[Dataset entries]

━━━━━━━━━━━━━━━━━━━━━━━━━━━━━━

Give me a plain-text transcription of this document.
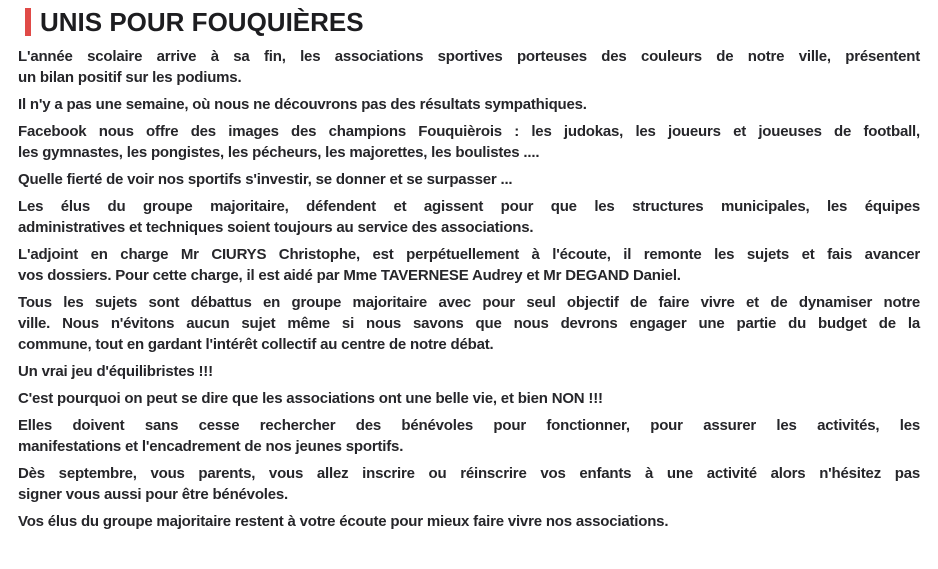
UNIS POUR FOUQUIÈRES
L'année scolaire arrive à sa fin, les associations sportives porteuses des couleurs de notre ville, présentent
un bilan positif sur les podiums.
Il n'y a pas une semaine, où nous ne découvrons pas des résultats sympathiques.
Facebook nous offre des images des champions Fouquièrois : les judokas, les joueurs et joueuses de football,
les gymnastes, les pongistes, les pécheurs, les majorettes, les boulistes ....
Quelle fierté de voir nos sportifs s'investir, se donner et se surpasser ...
Les élus du groupe majoritaire, défendent et agissent pour que les structures municipales, les équipes
administratives et techniques soient toujours au service des associations.
L'adjoint en charge Mr CIURYS Christophe, est perpétuellement à l'écoute, il remonte les sujets et fais avancer
vos dossiers. Pour cette charge, il est aidé par Mme TAVERNESE Audrey et Mr DEGAND Daniel.
Tous les sujets sont débattus en groupe majoritaire avec pour seul objectif de faire vivre et de dynamiser notre
ville. Nous n'évitons aucun sujet même si nous savons que nous devrons engager une partie du budget de la
commune, tout en gardant l'intérêt collectif au centre de notre débat.
Un vrai jeu d'équilibristes !!!
C'est pourquoi on peut se dire que les associations ont une belle vie, et bien NON !!!
Elles doivent sans cesse rechercher des bénévoles pour fonctionner, pour assurer les activités, les
manifestations et l'encadrement de nos jeunes sportifs.
Dès septembre, vous parents, vous allez inscrire ou réinscrire vos enfants à une activité alors n'hésitez pas
signer vous aussi pour être bénévoles.
Vos élus du groupe majoritaire restent à votre écoute pour mieux faire vivre nos associations.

━━━━━━━━━━━━━━━━━━━━━━━━━━━━━━

Given exercise:
Of the lines in the entries, how many include the word "écoute"? State only the number.

Solution to this exercise:
2